● Stated task 1: In the Citizen Kihn article, reproduce everything from "The Dallas Morning" down to "and Steve Wright.".

Studio album by Greg Kihn
- Released: March 29, 1985
- Recorded: 1985
- Studio: Fantasy, Berkeley, California
- Genre: Pop rock
- Length: 37:36
- Label: EMI America
- Producer: Matthew King Kaufman

Greg Kihn chronology
| Kihntagious (1984) | Citizen Kihn (1985) | Love & Rock & Roll (1986) |

Singles from Citizen Kihn
- "Lucky" Released: 1985; "Boys Won't (Leave the Girls Alone)" Released: 1985; "Good Life" Released: 1985;

= Citizen Kihn =

Citizen Kihn is a studio album by the American musician Greg Kihn, released in 1985 through EMI America. It was his first album since 1978's Next of Kihn not to be released under the Greg Kihn Band name. The album reached number 51 on the Billboard Hot 200. The first single was "Lucky".

==Critical reception==

The Dallas Morning News deemed the album "a lackluster, unfocused pastiche of pop tunes."

Professional ratings
Review scores
| Source | Rating |
| The Rolling Stone Album Guide | Star Half star |

==Track listing==
All songs written by Greg Kihn and Steve Wright.

● Saved entries:
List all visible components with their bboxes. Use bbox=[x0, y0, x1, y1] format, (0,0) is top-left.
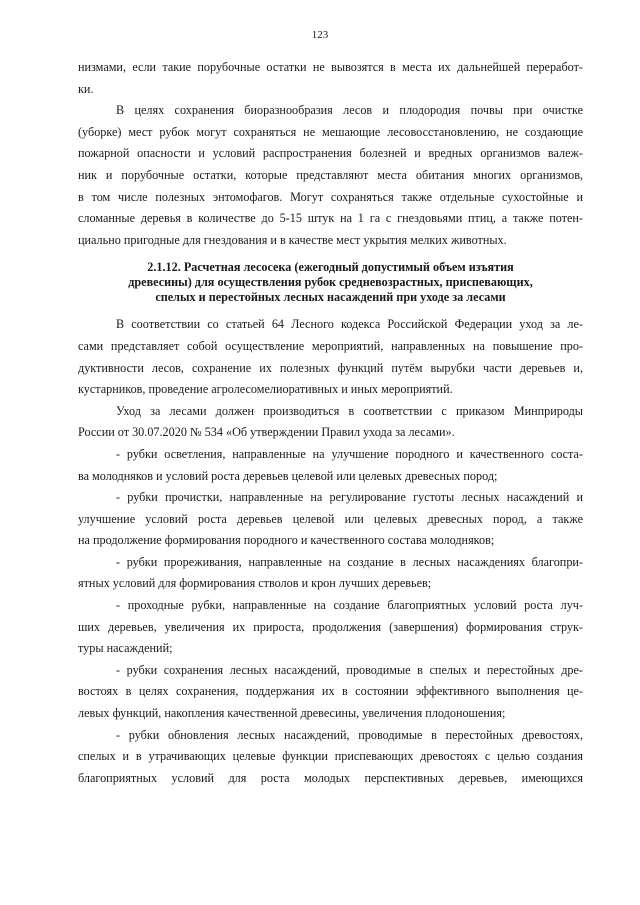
text-line: ва молодняков и условий роста деревьев целевой или целевых древесных пород; bbox=[78, 468, 498, 483]
text-line: - рубки обновления лесных насаждений, проводимые в перестойных древостоях, bbox=[116, 727, 583, 742]
text-line: В соответствии со статьей 64 Лесного кодекса Российской Федерации уход за ле- bbox=[116, 317, 583, 332]
text-line: сами представляет собой осуществление мероприятий, направленных на повышение про- bbox=[78, 338, 583, 353]
paragraph bbox=[78, 552, 583, 595]
section-heading bbox=[78, 260, 583, 305]
text-line: сломанные деревья в количестве до 5-15 штук на 1 га с гнездовьями птиц, а также потен- bbox=[78, 211, 583, 226]
heading-line: 2.1.12. Расчетная лесосека (ежегодный допустимый объем изъятия bbox=[147, 260, 514, 275]
document-body bbox=[78, 57, 583, 789]
text-line: ки. bbox=[78, 81, 94, 96]
text-line: В целях сохранения биоразнообразия лесов и плодородия почвы при очистке bbox=[116, 103, 583, 118]
paragraph bbox=[78, 487, 583, 552]
paragraph bbox=[78, 444, 583, 487]
heading-line: спелых и перестойных лесных насаждений при уходе за лесами bbox=[155, 290, 506, 305]
text-line: (уборке) мест рубок могут сохраняться не мешающие лесовосстановлению, не создающие bbox=[78, 124, 583, 139]
paragraph bbox=[78, 660, 583, 725]
text-line: Уход за лесами должен производиться в соответствии с приказом Минприроды bbox=[116, 403, 583, 418]
text-line: дуктивности лесов, сохранение их полезных функций путём вырубки части деревьев и, bbox=[78, 360, 583, 375]
text-line: спелых и в утрачивающих целевые функции приспевающих древостоях с целью создания bbox=[78, 749, 583, 764]
paragraph bbox=[78, 57, 583, 100]
text-line: ятных условий для формирования стволов и крон лучших деревьев; bbox=[78, 576, 432, 591]
paragraph bbox=[78, 725, 583, 790]
text-line: - рубки сохранения лесных насаждений, проводимые в спелых и перестойных дре- bbox=[116, 662, 583, 677]
paragraph bbox=[78, 314, 583, 400]
text-line: кустарников, проведение агролесомелиоративных и иных мероприятий. bbox=[78, 382, 453, 397]
text-line: туры насаждений; bbox=[78, 641, 173, 656]
text-line: циально пригодные для гнездования и в качестве мест укрытия мелких животных. bbox=[78, 232, 507, 247]
text-line: ник и порубочные остатки, которые представляют места обитания многих организмов, bbox=[78, 167, 583, 182]
paragraph bbox=[78, 100, 583, 251]
text-line: - проходные рубки, направленные на создание благоприятных условий роста луч- bbox=[116, 598, 583, 613]
text-line: низмами, если такие порубочные остатки не вывозятся в места их дальнейшей переработ- bbox=[78, 60, 583, 74]
text-line: востоях в целях сохранения, поддержания их в состоянии эффективного выполнения це- bbox=[78, 684, 583, 699]
text-line: - рубки осветления, направленные на улучшение породного и качественного соста- bbox=[116, 446, 583, 461]
text-line: - рубки прочистки, направленные на регулирование густоты лесных насаждений и bbox=[116, 490, 583, 505]
heading-line: древесины) для осуществления рубок средневозрастных, приспевающих, bbox=[128, 275, 533, 290]
text-line: благоприятных условий для роста молодых перспективных деревьев, имеющихся bbox=[78, 770, 583, 785]
paragraph bbox=[78, 401, 583, 444]
text-line: левых функций, накопления качественной древесины, увеличения плодоношения; bbox=[78, 706, 506, 721]
text-line: в том числе полезных энтомофагов. Могут сохраняться также отдельные сухостойные и bbox=[78, 189, 583, 204]
paragraph bbox=[78, 595, 583, 660]
text-line: России от 30.07.2020 № 534 «Об утверждении Правил ухода за лесами». bbox=[78, 425, 455, 440]
text-line: ших деревьев, увеличения их прироста, продолжения (завершения) формирования струк- bbox=[78, 619, 583, 634]
text-line: улучшение условий роста деревьев целевой или целевых древесных пород, а также bbox=[78, 511, 583, 526]
text-line: пожарной опасности и условий распространения болезней и вредных организмов валеж- bbox=[78, 146, 583, 161]
page-number: 123 bbox=[311, 29, 329, 41]
text-line: - рубки прореживания, направленные на создание в лесных насаждениях благопри- bbox=[116, 554, 583, 569]
text-line: на продолжение формирования породного и качественного состава молодняков; bbox=[78, 533, 495, 548]
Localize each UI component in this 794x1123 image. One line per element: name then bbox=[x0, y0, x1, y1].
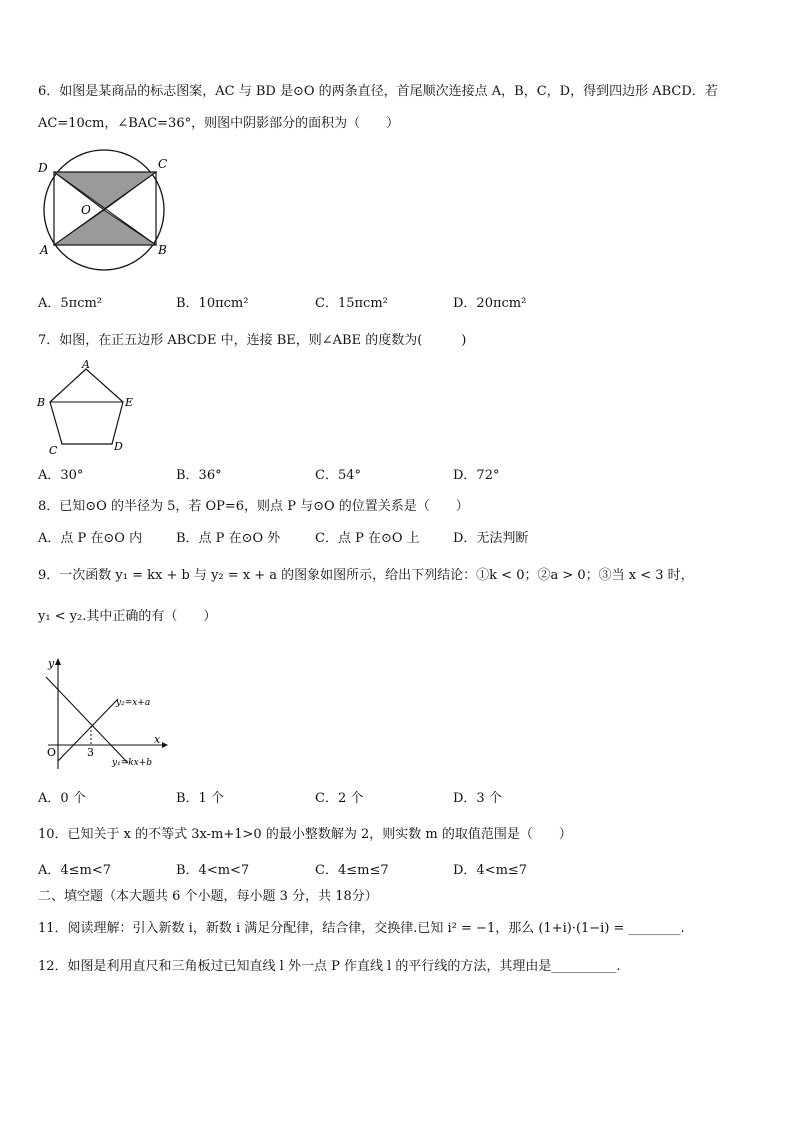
q8-option-c: C．点 P 在⊙O 上 bbox=[315, 531, 420, 546]
label-y1-eq: y₁=kx+b bbox=[112, 758, 153, 768]
label-x: x bbox=[154, 733, 161, 746]
q6-option-d: D．20πcm² bbox=[453, 296, 527, 311]
label-b: B bbox=[158, 243, 167, 257]
label-c: C bbox=[158, 157, 168, 171]
q9-stem-line2: y₁ < y₂.其中正确的有（ ） bbox=[38, 609, 217, 624]
section2-title: 二、填空题（本大题共 6 个小题，每小题 3 分，共 18分） bbox=[38, 889, 378, 904]
label-b: B bbox=[37, 396, 46, 409]
pentagon-abcde bbox=[50, 369, 123, 444]
q8-option-a: A．点 P 在⊙O 内 bbox=[38, 531, 143, 546]
q6-option-a: A．5πcm² bbox=[38, 296, 103, 311]
q10-option-c: C．4≤m≤7 bbox=[315, 863, 389, 878]
shaded-triangle-top bbox=[54, 172, 156, 210]
q7-option-a: A．30° bbox=[38, 468, 84, 483]
q10-stem: 10．已知关于 x 的不等式 3x-m+1>0 的最小整数解为 2，则实数 m 的取值范围是（ ） bbox=[38, 827, 572, 842]
q6-stem-line1: 6．如图是某商品的标志图案，AC 与 BD 是⊙O 的两条直径，首尾顺次连接点 A，B，C，D，得到四边形 ABCD．若 bbox=[38, 84, 718, 99]
q12-stem: 12．如图是利用直尺和三角板过已知直线 l 外一点 P 作直线 l 的平行线的方法，其理由是__________. bbox=[38, 959, 621, 974]
q11-stem: 11．阅读理解：引入新数 i，新数 i 满足分配律，结合律，交换律.已知 i² = −1，那么 (1+i)·(1−i) = ________. bbox=[38, 921, 685, 936]
q10-option-b: B．4<m<7 bbox=[176, 863, 250, 878]
q6-option-c: C．15πcm² bbox=[315, 296, 388, 311]
label-d: D bbox=[38, 161, 48, 175]
q6-option-b: B．10πcm² bbox=[176, 296, 249, 311]
label-origin: O bbox=[47, 746, 57, 759]
q9-option-a: A．0 个 bbox=[38, 791, 86, 806]
q8-stem: 8．已知⊙O 的半径为 5，若 OP=6，则点 P 与⊙O 的位置关系是（ ） bbox=[38, 499, 469, 514]
q10-option-d: D．4<m≤7 bbox=[453, 863, 528, 878]
q9-option-c: C．2 个 bbox=[315, 791, 364, 806]
label-c: C bbox=[49, 444, 58, 457]
q7-pentagon-figure bbox=[34, 358, 144, 458]
q7-option-c: C．54° bbox=[315, 468, 361, 483]
shaded-triangle-bottom bbox=[54, 210, 156, 245]
q7-stem: 7．如图，在正五边形 ABCDE 中，连接 BE，则∠ABE 的度数为( ) bbox=[38, 333, 467, 348]
label-y2-eq: y₂=x+a bbox=[116, 698, 151, 708]
q9-option-b: B．1 个 bbox=[176, 791, 224, 806]
q7-option-d: D．72° bbox=[453, 468, 500, 483]
q9-stem-line1: 9．一次函数 y₁ = kx + b 与 y₂ = x + a 的图象如图所示，给出下列结论：①k < 0；②a > 0；③当 x < 3 时， bbox=[38, 568, 694, 583]
label-d: D bbox=[114, 440, 123, 453]
q6-circle-figure bbox=[34, 148, 174, 278]
q7-option-b: B．36° bbox=[176, 468, 222, 483]
q8-option-b: B．点 P 在⊙O 外 bbox=[176, 531, 281, 546]
label-o: O bbox=[81, 203, 91, 217]
label-a: A bbox=[82, 358, 90, 371]
q9-graph-figure bbox=[36, 655, 171, 775]
q10-option-a: A．4≤m<7 bbox=[38, 863, 112, 878]
q9-option-d: D．3 个 bbox=[453, 791, 502, 806]
q6-stem-line2: AC=10cm，∠BAC=36°，则图中阴影部分的面积为（ ） bbox=[38, 116, 400, 131]
label-three: 3 bbox=[87, 746, 94, 759]
label-y: y bbox=[48, 657, 55, 670]
q8-option-d: D．无法判断 bbox=[453, 531, 529, 546]
label-e: E bbox=[125, 396, 134, 409]
label-a: A bbox=[40, 243, 49, 257]
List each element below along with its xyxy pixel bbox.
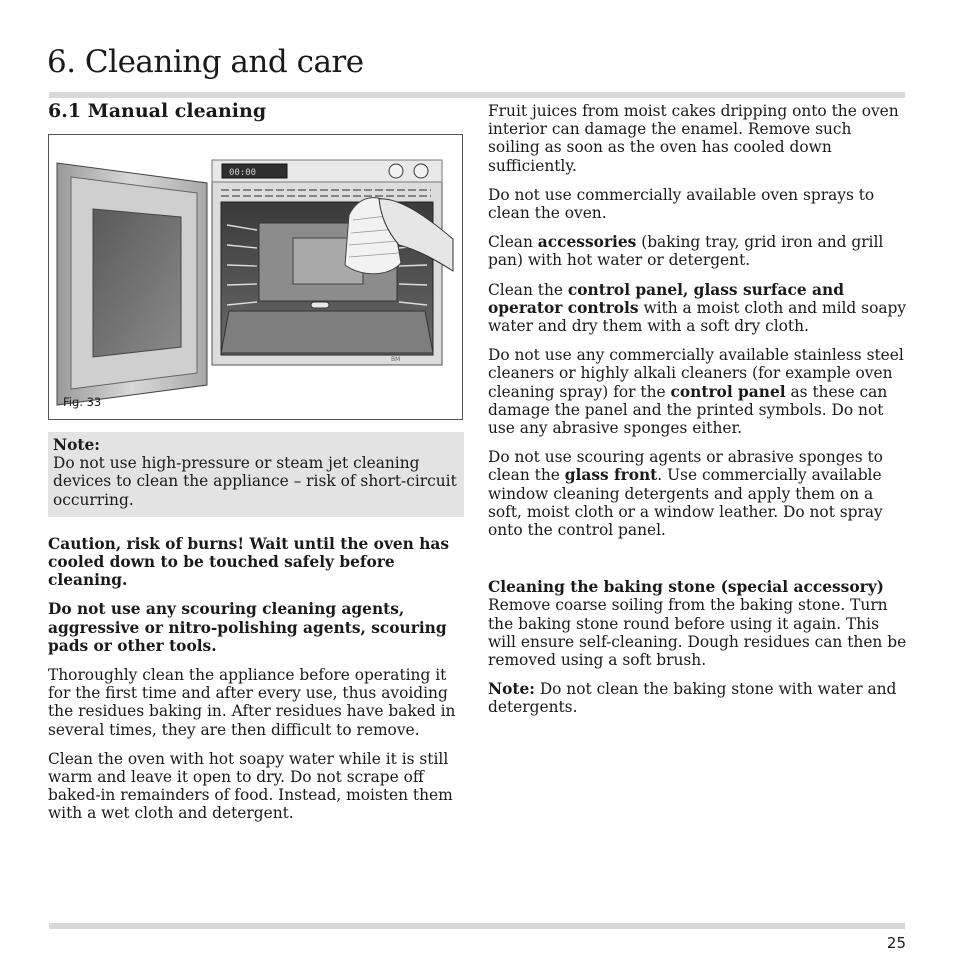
burn-warning: Caution, risk of burns! Wait until the oven has cooled down to be touched safely before cleaning. [48, 534, 450, 590]
paragraph-soapy-water: Clean the oven with hot soapy water while it is still warm and leave it open to dry. Do not scrape off baked-in remainders of food. Instead, moisten them with a wet cloth and detergent. [48, 749, 453, 823]
figure-tag: BM [391, 356, 401, 363]
display-readout: 00:00 [229, 168, 257, 178]
paragraph-accessories: Clean accessories (baking tray, grid iron and grill pan) with hot water or detergent. [488, 233, 884, 270]
paragraph-stainless-steel: Do not use any commercially available stainless steel cleaners or highly alkali cleaners (for example oven cleaning spray) for the control panel as these can damage the panel and the printed symbols. Do not use any abrasive sponges either. [488, 346, 904, 438]
page-title: 6. Cleaning and care [47, 44, 364, 80]
scouring-warning: Do not use any scouring cleaning agents, aggressive or nitro-polishing agents, scouring pads or other tools. [48, 600, 447, 655]
paragraph-baking-stone: Cleaning the baking stone (special accessory) Remove coarse soiling from the baking stone. Turn the baking stone round before using it again. This will ensure self-cleaning. Dough residues can then be removed using a soft brush. [488, 578, 907, 670]
figure-caption: Fig. 33 [63, 395, 102, 409]
paragraph-baking-stone-note: Note: Do not clean the baking stone with water and detergents. [488, 680, 897, 717]
paragraph-control-panel: Clean the control panel, glass surface and operator controls with a moist cloth and mild soapy water and dry them with a soft dry cloth. [488, 280, 907, 336]
paragraph-oven-sprays: Do not use commercially available oven sprays to clean the oven. [488, 185, 875, 223]
right-column [488, 102, 908, 728]
page-number: 25 [886, 934, 906, 952]
note-text: Do not use high-pressure or steam jet cleaning devices to clean the appliance – risk of short-circuit occurring. [53, 454, 457, 509]
baking-stone-title: Cleaning the baking stone (special accessory) [488, 578, 884, 597]
top-divider [49, 92, 905, 98]
paragraph-fruit-juices: Fruit juices from moist cakes dripping onto the oven interior can damage the enamel. Remove such soiling as soon as the oven has cooled down sufficiently. [488, 102, 899, 175]
note-box [48, 432, 464, 517]
section-title: 6.1 Manual cleaning [48, 100, 267, 122]
paragraph-thorough-clean: Thoroughly clean the appliance before operating it for the first time and after every use, thus avoiding the residues baking in. After residues have baked in several times, they are then difficult to remove. [48, 666, 456, 739]
left-column [48, 100, 466, 834]
note-title: Note: [53, 436, 100, 454]
bottom-divider [49, 923, 905, 929]
paragraph-glass-front: Do not use scouring agents or abrasive sponges to clean the glass front. Use commercially available window cleaning detergents and apply them on a soft, moist cloth or a window leather. Do not spray onto the control panel. [488, 448, 883, 540]
oven-illustration [49, 135, 462, 419]
figure-33 [48, 134, 463, 420]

● Stated task 2: From the saved entries, output everything from the line containing "q8-option-c: C．点 P" down to the line containing "pentagon-abcde bbox=[50, 369, 123, 444]" as a numbered list, leaving out blank lines.

● Problem solution 1:
The Dallas Morning News deemed the album "a lackluster, unfocused pastiche of pop tunes."

Professional ratings
Review scores
| Source | Rating |
| The Rolling Stone Album Guide | Star Half star |

==Track listing==
All songs written by Greg Kihn and Steve Wright.

● Problem solution 2:
1. q8-option-c: C．点 P 在⊙O 上 bbox=[315, 531, 420, 546]
2. label-y1-eq: y₁=kx+b bbox=[112, 758, 153, 768]
3. label-x: x bbox=[154, 733, 161, 746]
4. q6-option-d: D．20πcm² bbox=[453, 296, 527, 311]
5. label-b: B bbox=[158, 243, 167, 257]
6. label-c: C bbox=[158, 157, 168, 171]
7. q9-stem-line2: y₁ < y₂.其中正确的有（ ） bbox=[38, 609, 217, 624]
8. section2-title: 二、填空题（本大题共 6 个小题，每小题 3 分，共 18分） bbox=[38, 889, 378, 904]
9. label-b: B bbox=[37, 396, 46, 409]
10. pentagon-abcde bbox=[50, 369, 123, 444]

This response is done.